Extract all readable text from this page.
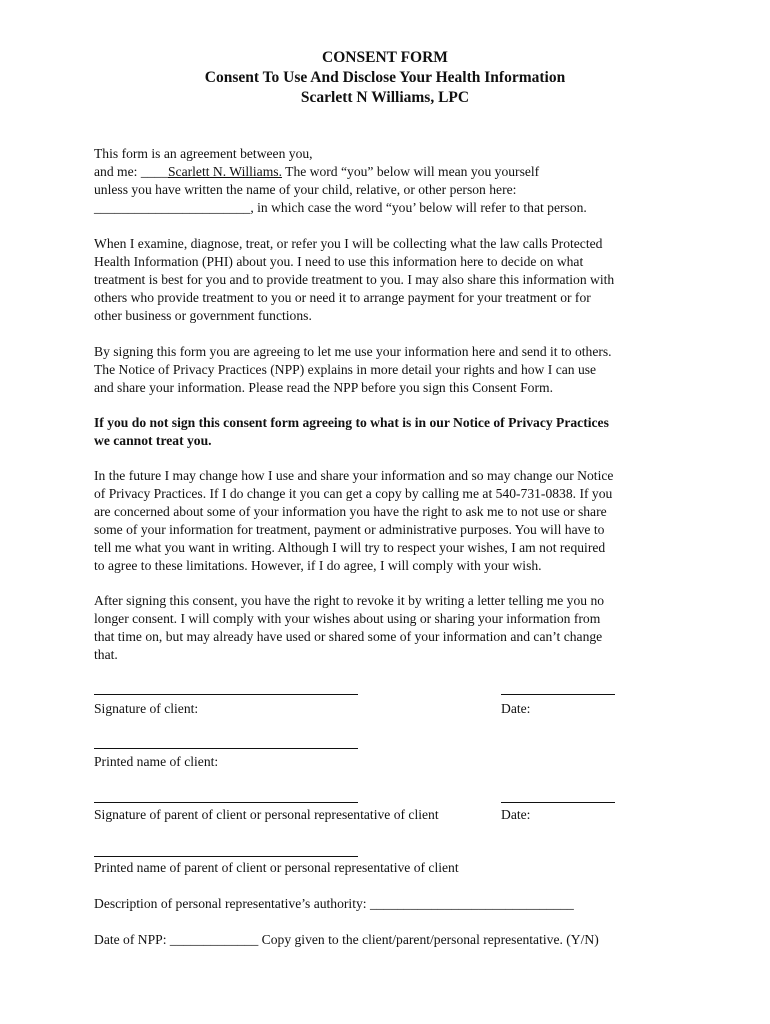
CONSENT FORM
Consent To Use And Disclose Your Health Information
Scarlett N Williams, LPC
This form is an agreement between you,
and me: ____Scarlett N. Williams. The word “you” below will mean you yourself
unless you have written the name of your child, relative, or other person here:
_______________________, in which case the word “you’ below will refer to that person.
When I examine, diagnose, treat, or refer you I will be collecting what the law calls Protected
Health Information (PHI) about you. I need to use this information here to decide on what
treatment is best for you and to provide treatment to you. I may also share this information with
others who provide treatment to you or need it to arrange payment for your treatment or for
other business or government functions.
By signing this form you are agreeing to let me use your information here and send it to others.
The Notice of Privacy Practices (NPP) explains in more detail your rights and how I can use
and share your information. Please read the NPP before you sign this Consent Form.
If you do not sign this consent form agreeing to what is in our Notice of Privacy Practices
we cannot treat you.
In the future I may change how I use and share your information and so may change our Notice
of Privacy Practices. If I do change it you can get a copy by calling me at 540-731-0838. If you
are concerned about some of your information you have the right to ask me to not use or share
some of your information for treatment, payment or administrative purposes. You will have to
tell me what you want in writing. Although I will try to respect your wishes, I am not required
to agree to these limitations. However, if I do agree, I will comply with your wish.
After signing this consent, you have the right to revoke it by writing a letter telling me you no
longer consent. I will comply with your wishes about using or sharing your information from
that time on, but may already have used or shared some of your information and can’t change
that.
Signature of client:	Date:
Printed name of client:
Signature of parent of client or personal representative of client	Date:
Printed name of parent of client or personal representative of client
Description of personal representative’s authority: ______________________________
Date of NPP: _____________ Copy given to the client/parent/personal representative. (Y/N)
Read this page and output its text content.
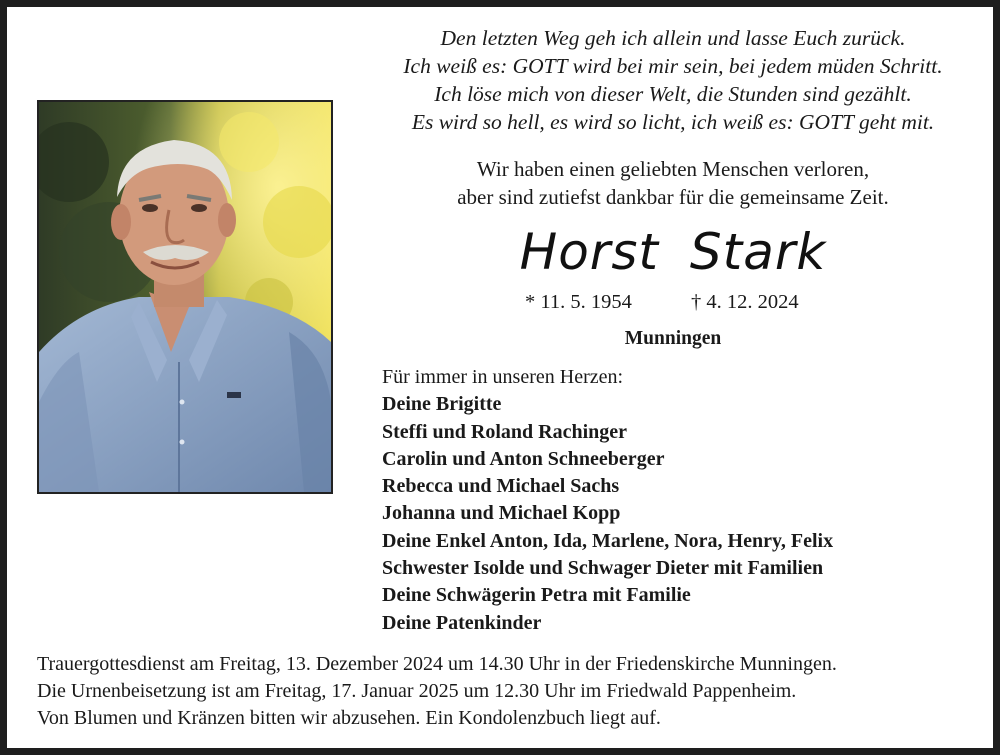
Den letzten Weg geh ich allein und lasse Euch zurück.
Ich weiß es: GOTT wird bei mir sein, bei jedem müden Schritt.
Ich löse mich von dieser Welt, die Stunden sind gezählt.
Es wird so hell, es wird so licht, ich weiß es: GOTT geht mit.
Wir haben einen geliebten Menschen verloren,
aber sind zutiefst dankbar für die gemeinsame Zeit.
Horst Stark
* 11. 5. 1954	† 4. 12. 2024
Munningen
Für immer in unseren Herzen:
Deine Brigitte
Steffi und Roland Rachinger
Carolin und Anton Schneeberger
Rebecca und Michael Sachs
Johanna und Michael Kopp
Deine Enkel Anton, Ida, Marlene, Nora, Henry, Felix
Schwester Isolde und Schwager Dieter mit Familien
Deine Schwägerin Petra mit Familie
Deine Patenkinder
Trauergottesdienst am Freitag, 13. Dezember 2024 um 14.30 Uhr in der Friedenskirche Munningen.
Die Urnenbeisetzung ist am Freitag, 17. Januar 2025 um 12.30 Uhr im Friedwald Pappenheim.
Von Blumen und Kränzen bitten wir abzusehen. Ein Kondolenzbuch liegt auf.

....

EXERCISE BRIEF: Copy each line in the data that holds the word "some".

EXERCISE SOLUTION:
are concerned about some of your information you have the right to ask me to not use or share
some of your information for treatment, payment or administrative purposes. You will have to
that time on, but may already have used or shared some of your information and can’t change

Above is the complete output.